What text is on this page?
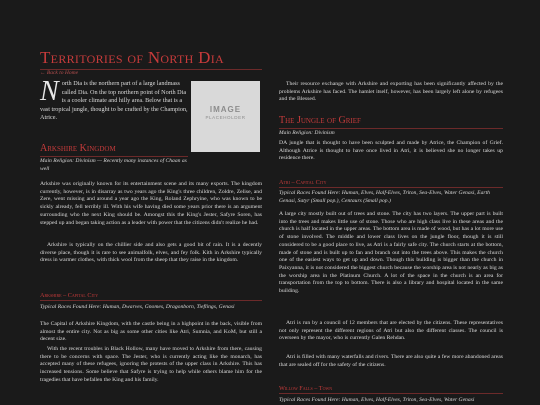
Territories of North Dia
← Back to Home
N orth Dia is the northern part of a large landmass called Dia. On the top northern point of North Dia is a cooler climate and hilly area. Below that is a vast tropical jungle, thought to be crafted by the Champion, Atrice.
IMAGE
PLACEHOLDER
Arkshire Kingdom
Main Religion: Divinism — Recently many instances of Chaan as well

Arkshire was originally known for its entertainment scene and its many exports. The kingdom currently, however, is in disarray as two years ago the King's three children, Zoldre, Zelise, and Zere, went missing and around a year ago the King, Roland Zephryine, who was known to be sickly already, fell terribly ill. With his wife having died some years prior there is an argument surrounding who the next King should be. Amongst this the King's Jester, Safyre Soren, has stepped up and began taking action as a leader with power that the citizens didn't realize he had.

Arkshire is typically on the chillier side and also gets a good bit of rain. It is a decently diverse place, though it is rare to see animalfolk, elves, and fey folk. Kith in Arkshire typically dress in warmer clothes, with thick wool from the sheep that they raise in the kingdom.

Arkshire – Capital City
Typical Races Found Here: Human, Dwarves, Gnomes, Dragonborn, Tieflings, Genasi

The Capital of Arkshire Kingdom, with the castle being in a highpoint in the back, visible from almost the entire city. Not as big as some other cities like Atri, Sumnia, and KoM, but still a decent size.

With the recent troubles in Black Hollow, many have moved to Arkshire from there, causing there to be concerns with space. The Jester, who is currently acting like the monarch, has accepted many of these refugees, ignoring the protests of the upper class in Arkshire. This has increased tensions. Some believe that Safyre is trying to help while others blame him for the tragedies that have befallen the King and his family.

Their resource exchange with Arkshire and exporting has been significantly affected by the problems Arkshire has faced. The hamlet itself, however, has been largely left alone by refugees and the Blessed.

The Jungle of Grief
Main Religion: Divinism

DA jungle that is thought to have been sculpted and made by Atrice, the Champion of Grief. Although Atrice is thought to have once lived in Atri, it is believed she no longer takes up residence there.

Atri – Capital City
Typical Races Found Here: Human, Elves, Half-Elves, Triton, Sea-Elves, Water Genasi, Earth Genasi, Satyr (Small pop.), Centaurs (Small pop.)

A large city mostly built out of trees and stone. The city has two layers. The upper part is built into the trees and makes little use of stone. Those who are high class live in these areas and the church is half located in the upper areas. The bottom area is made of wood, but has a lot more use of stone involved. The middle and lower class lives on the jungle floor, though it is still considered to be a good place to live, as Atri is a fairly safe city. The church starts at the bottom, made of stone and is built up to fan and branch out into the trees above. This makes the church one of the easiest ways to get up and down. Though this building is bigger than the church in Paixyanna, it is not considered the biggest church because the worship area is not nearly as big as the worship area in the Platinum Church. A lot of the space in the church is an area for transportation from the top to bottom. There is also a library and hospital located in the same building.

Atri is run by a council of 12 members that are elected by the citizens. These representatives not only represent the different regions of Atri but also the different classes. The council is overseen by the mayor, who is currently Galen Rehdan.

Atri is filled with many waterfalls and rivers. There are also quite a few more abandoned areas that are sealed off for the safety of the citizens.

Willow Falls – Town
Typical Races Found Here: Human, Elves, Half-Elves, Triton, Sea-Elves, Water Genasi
━━━━━━━━━━
Quote every record above exactly, omitting any pictures they contain.

__Task result__:
What text is on this page?
Territories of North Dia
← Back to Home
N orth Dia is the northern part of a large landmass called Dia. On the top northern point of North Dia is a cooler climate and hilly area. Below that is a vast tropical jungle, thought to be crafted by the Champion, Atrice.
IMAGE
PLACEHOLDER
Arkshire Kingdom
Main Religion: Divinism — Recently many instances of Chaan as well

Arkshire was originally known for its entertainment scene and its many exports. The kingdom currently, however, is in disarray as two years ago the King's three children, Zoldre, Zelise, and Zere, went missing and around a year ago the King, Roland Zephryine, who was known to be sickly already, fell terribly ill. With his wife having died some years prior there is an argument surrounding who the next King should be. Amongst this the King's Jester, Safyre Soren, has stepped up and began taking action as a leader with power that the citizens didn't realize he had.

Arkshire is typically on the chillier side and also gets a good bit of rain. It is a decently diverse place, though it is rare to see animalfolk, elves, and fey folk. Kith in Arkshire typically dress in warmer clothes, with thick wool from the sheep that they raise in the kingdom.

Arkshire – Capital City
Typical Races Found Here: Human, Dwarves, Gnomes, Dragonborn, Tieflings, Genasi

The Capital of Arkshire Kingdom, with the castle being in a highpoint in the back, visible from almost the entire city. Not as big as some other cities like Atri, Sumnia, and KoM, but still a decent size.

With the recent troubles in Black Hollow, many have moved to Arkshire from there, causing there to be concerns with space. The Jester, who is currently acting like the monarch, has accepted many of these refugees, ignoring the protests of the upper class in Arkshire. This has increased tensions. Some believe that Safyre is trying to help while others blame him for the tragedies that have befallen the King and his family.

Their resource exchange with Arkshire and exporting has been significantly affected by the problems Arkshire has faced. The hamlet itself, however, has been largely left alone by refugees and the Blessed.

The Jungle of Grief
Main Religion: Divinism

DA jungle that is thought to have been sculpted and made by Atrice, the Champion of Grief. Although Atrice is thought to have once lived in Atri, it is believed she no longer takes up residence there.

Atri – Capital City
Typical Races Found Here: Human, Elves, Half-Elves, Triton, Sea-Elves, Water Genasi, Earth Genasi, Satyr (Small pop.), Centaurs (Small pop.)

A large city mostly built out of trees and stone. The city has two layers. The upper part is built into the trees and makes little use of stone. Those who are high class live in these areas and the church is half located in the upper areas. The bottom area is made of wood, but has a lot more use of stone involved. The middle and lower class lives on the jungle floor, though it is still considered to be a good place to live, as Atri is a fairly safe city. The church starts at the bottom, made of stone and is built up to fan and branch out into the trees above. This makes the church one of the easiest ways to get up and down. Though this building is bigger than the church in Paixyanna, it is not considered the biggest church because the worship area is not nearly as big as the worship area in the Platinum Church. A lot of the space in the church is an area for transportation from the top to bottom. There is also a library and hospital located in the same building.

Atri is run by a council of 12 members that are elected by the citizens. These representatives not only represent the different regions of Atri but also the different classes. The council is overseen by the mayor, who is currently Galen Rehdan.

Atri is filled with many waterfalls and rivers. There are also quite a few more abandoned areas that are sealed off for the safety of the citizens.

Willow Falls – Town
Typical Races Found Here: Human, Elves, Half-Elves, Triton, Sea-Elves, Water Genasi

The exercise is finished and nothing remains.